■ **TASK TO CARRY OUT**: Copy every line of the data below word for word, but leave out the pictures.
======== PROVIDED MATERIAL
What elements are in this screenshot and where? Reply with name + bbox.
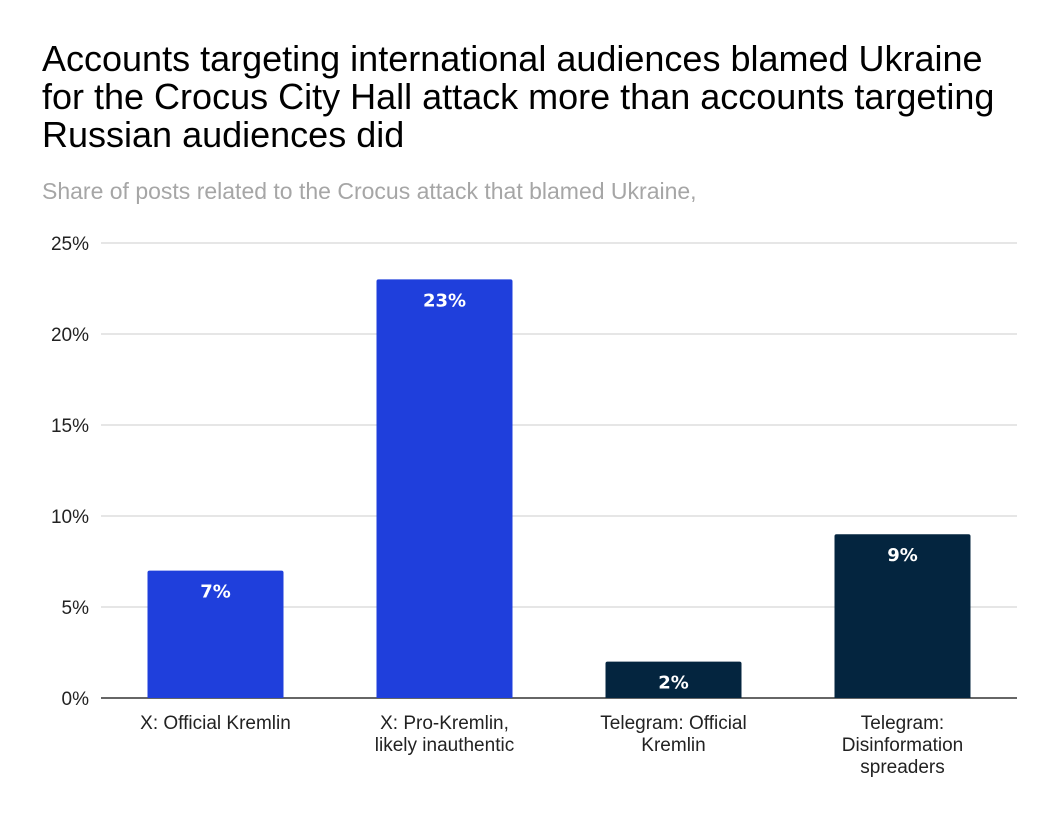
x-category-label-line: Telegram: Official: [600, 713, 746, 734]
bar-group: 23%: [376, 279, 513, 698]
x-category-label-line: X: Pro-Kremlin,: [380, 713, 509, 734]
x-category-label-line: Telegram:: [861, 713, 944, 734]
y-tick-label: 15%: [51, 416, 89, 437]
bar-data-label: 2%: [658, 673, 689, 694]
x-category-label-line: spreaders: [860, 757, 945, 778]
bar-data-label: 9%: [887, 545, 918, 566]
x-category-label: X: Pro-Kremlin, likely inauthentic: [375, 713, 514, 756]
y-axis-tick-labels: 0% 5% 10% 15% 20% 25%: [51, 234, 89, 710]
x-category-label-line: X: Official Kremlin: [140, 713, 291, 734]
x-category-label: X: Official Kremlin: [140, 713, 291, 734]
y-tick-label: 25%: [51, 234, 89, 255]
y-tick-label: 0%: [62, 689, 90, 710]
x-axis-category-labels: X: Official Kremlin X: Pro-Kremlin, likely…: [140, 713, 963, 778]
bar: [147, 570, 284, 698]
x-category-label-line: Disinformation: [842, 735, 963, 756]
x-category-label-line: likely inauthentic: [375, 735, 514, 756]
bars: 7% 23% 2% 9%: [147, 279, 971, 698]
y-tick-label: 10%: [51, 507, 89, 528]
bar-group: 9%: [834, 534, 971, 698]
x-category-label: Telegram: Official Kremlin: [600, 713, 746, 756]
bar-data-label: 23%: [423, 290, 466, 311]
bar: [605, 661, 742, 698]
y-tick-label: 5%: [62, 598, 90, 619]
bar-group: 2%: [605, 661, 742, 698]
y-tick-label: 20%: [51, 325, 89, 346]
bar: [376, 279, 513, 698]
x-category-label: Telegram: Disinformation spreaders: [842, 713, 963, 778]
bar: [834, 534, 971, 698]
chart-subtitle: Share of posts related to the Crocus att…: [42, 178, 697, 204]
x-category-label-line: Kremlin: [641, 735, 705, 756]
bar-group: 7%: [147, 570, 284, 698]
chart-title: Accounts targeting international audienc…: [42, 38, 995, 155]
bar-data-label: 7%: [200, 582, 231, 603]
================
■ **FINAL RESULT**:
What elements are in this screenshot and where? Reply with name + bbox.
x-category-label-line: Telegram: Official: [600, 713, 746, 734]
bar-group: 23%: [376, 279, 513, 698]
x-category-label-line: X: Pro-Kremlin,: [380, 713, 509, 734]
x-category-label-line: Telegram:: [861, 713, 944, 734]
y-tick-label: 15%: [51, 416, 89, 437]
bar-data-label: 2%: [658, 673, 689, 694]
x-category-label-line: spreaders: [860, 757, 945, 778]
bar-data-label: 9%: [887, 545, 918, 566]
x-category-label: X: Pro-Kremlin, likely inauthentic: [375, 713, 514, 756]
y-axis-tick-labels: 0% 5% 10% 15% 20% 25%: [51, 234, 89, 710]
x-category-label-line: X: Official Kremlin: [140, 713, 291, 734]
x-category-label: X: Official Kremlin: [140, 713, 291, 734]
y-tick-label: 25%: [51, 234, 89, 255]
y-tick-label: 0%: [62, 689, 90, 710]
x-axis-category-labels: X: Official Kremlin X: Pro-Kremlin, likely…: [140, 713, 963, 778]
bar: [147, 570, 284, 698]
x-category-label-line: Disinformation: [842, 735, 963, 756]
x-category-label-line: likely inauthentic: [375, 735, 514, 756]
bars: 7% 23% 2% 9%: [147, 279, 971, 698]
y-tick-label: 10%: [51, 507, 89, 528]
bar-group: 9%: [834, 534, 971, 698]
x-category-label: Telegram: Official Kremlin: [600, 713, 746, 756]
bar-data-label: 23%: [423, 290, 466, 311]
bar: [605, 661, 742, 698]
y-tick-label: 5%: [62, 598, 90, 619]
bar-group: 2%: [605, 661, 742, 698]
y-tick-label: 20%: [51, 325, 89, 346]
bar: [376, 279, 513, 698]
x-category-label: Telegram: Disinformation spreaders: [842, 713, 963, 778]
bar: [834, 534, 971, 698]
chart-subtitle: Share of posts related to the Crocus att…: [42, 178, 697, 204]
x-category-label-line: Kremlin: [641, 735, 705, 756]
bar-group: 7%: [147, 570, 284, 698]
chart-title: Accounts targeting international audienc…: [42, 38, 995, 155]
bar-data-label: 7%: [200, 582, 231, 603]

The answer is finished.